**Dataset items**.

* * * * * * * * *

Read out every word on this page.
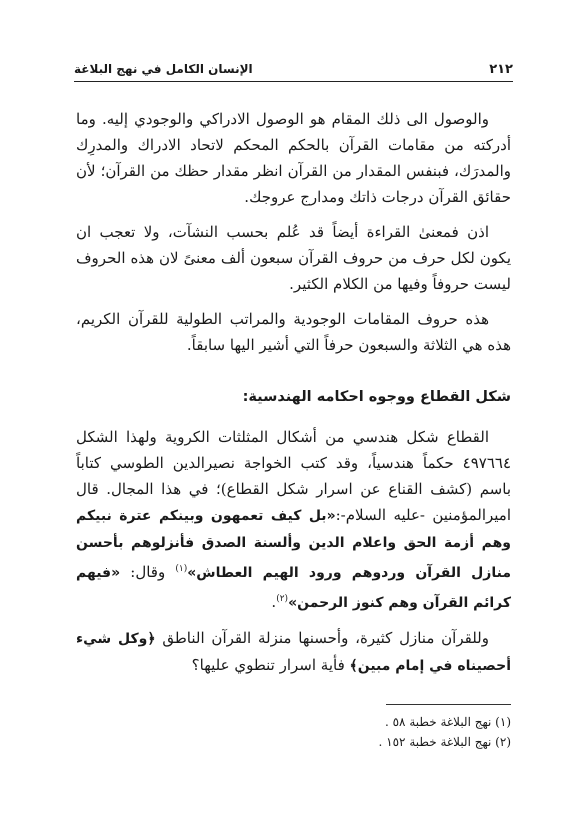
٢١٢
الإنسان الكامل في نهج البلاغة

والوصول الى ذلك المقام هو الوصول الادراكي والوجودي إليه. وما أدركته من مقامات القرآن بالحكم المحكم لاتحاد الادراك والمدرِك والمدرَك، فبنفس المقدار من القرآن انظر مقدار حظك من القرآن؛ لأن حقائق القرآن درجات ذاتك ومدارج عروجك.

اذن فمعنىٰ القراءة أيضاً قد عُلم بحسب النشآت، ولا تعجب ان يكون لكل حرف من حروف القرآن سبعون ألف معنىً لان هذه الحروف ليست حروفاً وفيها من الكلام الكثير.

هذه حروف المقامات الوجودية والمراتب الطولية للقرآن الكريم، هذه هي الثلاثة والسبعون حرفاً التي أشير اليها سابقاً.

شكل القطاع ووجوه احكامه الهندسية:

القطاع شكل هندسي من أشكال المثلثات الكروية ولهذا الشكل ٤٩٧٦٦٤ حكماً هندسياً، وقد كتب الخواجة نصيرالدين الطوسي كتاباً باسم (كشف القناع عن اسرار شكل القطاع)؛ في هذا المجال. قال اميرالمؤمنين -عليه السلام-:«بل كيف تعمهون وبينكم عترة نبيكم وهم أزمة الحق واعلام الدين وألسنة الصدق فأنزلوهم بأحسن منازل القرآن وردوهم ورود الهيم العطاش»$^{(١)}$ وقال: «فيهم كرائم القرآن وهم كنوز الرحمن»$^{(٢)}$.

وللقرآن منازل كثيرة، وأحسنها منزلة القرآن الناطق ﴿وكل شيء أحصيناه في إمام مبين﴾ فأية اسرار تنطوي عليها؟

(١) نهج البلاغة خطبة ٥٨ .
(٢) نهج البلاغة خطبة ١٥٢ .
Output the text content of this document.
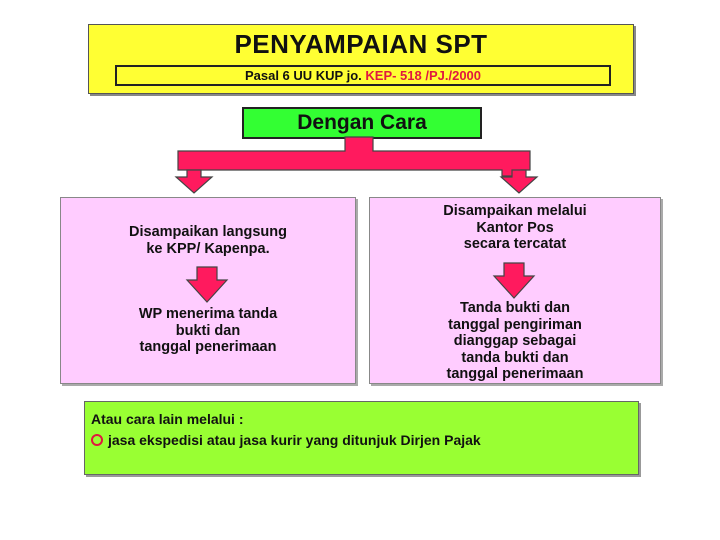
PENYAMPAIAN SPT
Pasal 6 UU KUP jo. KEP- 518 /PJ./2000
Dengan Cara
Disampaikan langsung
ke KPP/ Kapenpa.
WP menerima tanda
bukti dan
tanggal penerimaan
Disampaikan melalui
Kantor Pos
secara tercatat
Tanda bukti dan
tanggal pengiriman
dianggap sebagai
tanda bukti dan
tanggal penerimaan
Atau cara lain melalui :
jasa ekspedisi atau jasa kurir yang ditunjuk Dirjen Pajak
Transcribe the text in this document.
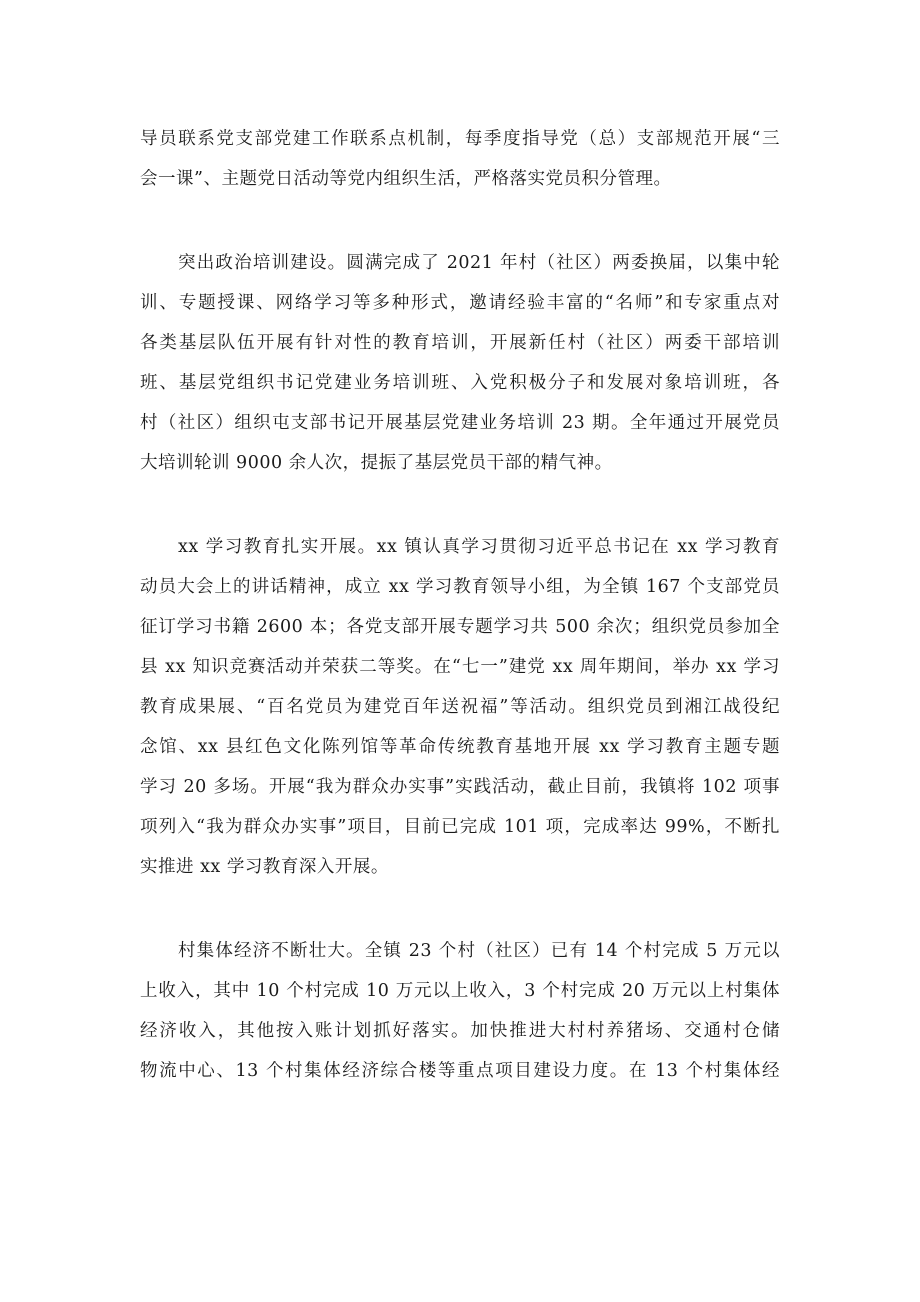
导员联系党支部党建工作联系点机制，每季度指导党（总）支部规范开展“三
会一课”、主题党日活动等党内组织生活，严格落实党员积分管理。
突出政治培训建设。圆满完成了 2021 年村（社区）两委换届，以集中轮
训、专题授课、网络学习等多种形式，邀请经验丰富的“名师”和专家重点对
各类基层队伍开展有针对性的教育培训，开展新任村（社区）两委干部培训
班、基层党组织书记党建业务培训班、入党积极分子和发展对象培训班，各
村（社区）组织屯支部书记开展基层党建业务培训 23 期。全年通过开展党员
大培训轮训 9000 余人次，提振了基层党员干部的精气神。
xx 学习教育扎实开展。xx 镇认真学习贯彻习近平总书记在 xx 学习教育
动员大会上的讲话精神，成立 xx 学习教育领导小组，为全镇 167 个支部党员
征订学习书籍 2600 本；各党支部开展专题学习共 500 余次；组织党员参加全
县 xx 知识竞赛活动并荣获二等奖。在“七一”建党 xx 周年期间，举办 xx 学习
教育成果展、“百名党员为建党百年送祝福”等活动。组织党员到湘江战役纪
念馆、xx 县红色文化陈列馆等革命传统教育基地开展 xx 学习教育主题专题
学习 20 多场。开展“我为群众办实事”实践活动，截止目前，我镇将 102 项事
项列入“我为群众办实事”项目，目前已完成 101 项，完成率达 99%，不断扎
实推进 xx 学习教育深入开展。
村集体经济不断壮大。全镇 23 个村（社区）已有 14 个村完成 5 万元以
上收入，其中 10 个村完成 10 万元以上收入，3 个村完成 20 万元以上村集体
经济收入，其他按入账计划抓好落实。加快推进大村村养猪场、交通村仓储
物流中心、13 个村集体经济综合楼等重点项目建设力度。在 13 个村集体经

* * * * * * * * *

Print out the material word for word, omitting the pictures.

Read out every word on this page.
٢١٢
الإنسان الكامل في نهج البلاغة

والوصول الى ذلك المقام هو الوصول الادراكي والوجودي إليه. وما أدركته من مقامات القرآن بالحكم المحكم لاتحاد الادراك والمدرِك والمدرَك، فبنفس المقدار من القرآن انظر مقدار حظك من القرآن؛ لأن حقائق القرآن درجات ذاتك ومدارج عروجك.

اذن فمعنىٰ القراءة أيضاً قد عُلم بحسب النشآت، ولا تعجب ان يكون لكل حرف من حروف القرآن سبعون ألف معنىً لان هذه الحروف ليست حروفاً وفيها من الكلام الكثير.

هذه حروف المقامات الوجودية والمراتب الطولية للقرآن الكريم، هذه هي الثلاثة والسبعون حرفاً التي أشير اليها سابقاً.

شكل القطاع ووجوه احكامه الهندسية:

القطاع شكل هندسي من أشكال المثلثات الكروية ولهذا الشكل ٤٩٧٦٦٤ حكماً هندسياً، وقد كتب الخواجة نصيرالدين الطوسي كتاباً باسم (كشف القناع عن اسرار شكل القطاع)؛ في هذا المجال. قال اميرالمؤمنين -عليه السلام-:«بل كيف تعمهون وبينكم عترة نبيكم وهم أزمة الحق واعلام الدين وألسنة الصدق فأنزلوهم بأحسن منازل القرآن وردوهم ورود الهيم العطاش»$^{(١)}$ وقال: «فيهم كرائم القرآن وهم كنوز الرحمن»$^{(٢)}$.

وللقرآن منازل كثيرة، وأحسنها منزلة القرآن الناطق ﴿وكل شيء أحصيناه في إمام مبين﴾ فأية اسرار تنطوي عليها؟

(١) نهج البلاغة خطبة ٥٨ .
(٢) نهج البلاغة خطبة ١٥٢ .
Output the text content of this document.
PENYAMPAIAN SPT
Pasal 6 UU KUP jo. KEP- 518 /PJ./2000
Dengan Cara
Disampaikan langsung
ke KPP/ Kapenpa.
WP menerima tanda
bukti dan
tanggal penerimaan
Disampaikan melalui
Kantor Pos
secara tercatat
Tanda bukti dan
tanggal pengiriman
dianggap sebagai
tanda bukti dan
tanggal penerimaan
Atau cara lain melalui :
jasa ekspedisi atau jasa kurir yang ditunjuk Dirjen Pajak
Transcribe the text in this document.
导员联系党支部党建工作联系点机制，每季度指导党（总）支部规范开展“三
会一课”、主题党日活动等党内组织生活，严格落实党员积分管理。
突出政治培训建设。圆满完成了 2021 年村（社区）两委换届，以集中轮
训、专题授课、网络学习等多种形式，邀请经验丰富的“名师”和专家重点对
各类基层队伍开展有针对性的教育培训，开展新任村（社区）两委干部培训
班、基层党组织书记党建业务培训班、入党积极分子和发展对象培训班，各
村（社区）组织屯支部书记开展基层党建业务培训 23 期。全年通过开展党员
大培训轮训 9000 余人次，提振了基层党员干部的精气神。
xx 学习教育扎实开展。xx 镇认真学习贯彻习近平总书记在 xx 学习教育
动员大会上的讲话精神，成立 xx 学习教育领导小组，为全镇 167 个支部党员
征订学习书籍 2600 本；各党支部开展专题学习共 500 余次；组织党员参加全
县 xx 知识竞赛活动并荣获二等奖。在“七一”建党 xx 周年期间，举办 xx 学习
教育成果展、“百名党员为建党百年送祝福”等活动。组织党员到湘江战役纪
念馆、xx 县红色文化陈列馆等革命传统教育基地开展 xx 学习教育主题专题
学习 20 多场。开展“我为群众办实事”实践活动，截止目前，我镇将 102 项事
项列入“我为群众办实事”项目，目前已完成 101 项，完成率达 99%，不断扎
实推进 xx 学习教育深入开展。
村集体经济不断壮大。全镇 23 个村（社区）已有 14 个村完成 5 万元以
上收入，其中 10 个村完成 10 万元以上收入，3 个村完成 20 万元以上村集体
经济收入，其他按入账计划抓好落实。加快推进大村村养猪场、交通村仓储
物流中心、13 个村集体经济综合楼等重点项目建设力度。在 13 个村集体经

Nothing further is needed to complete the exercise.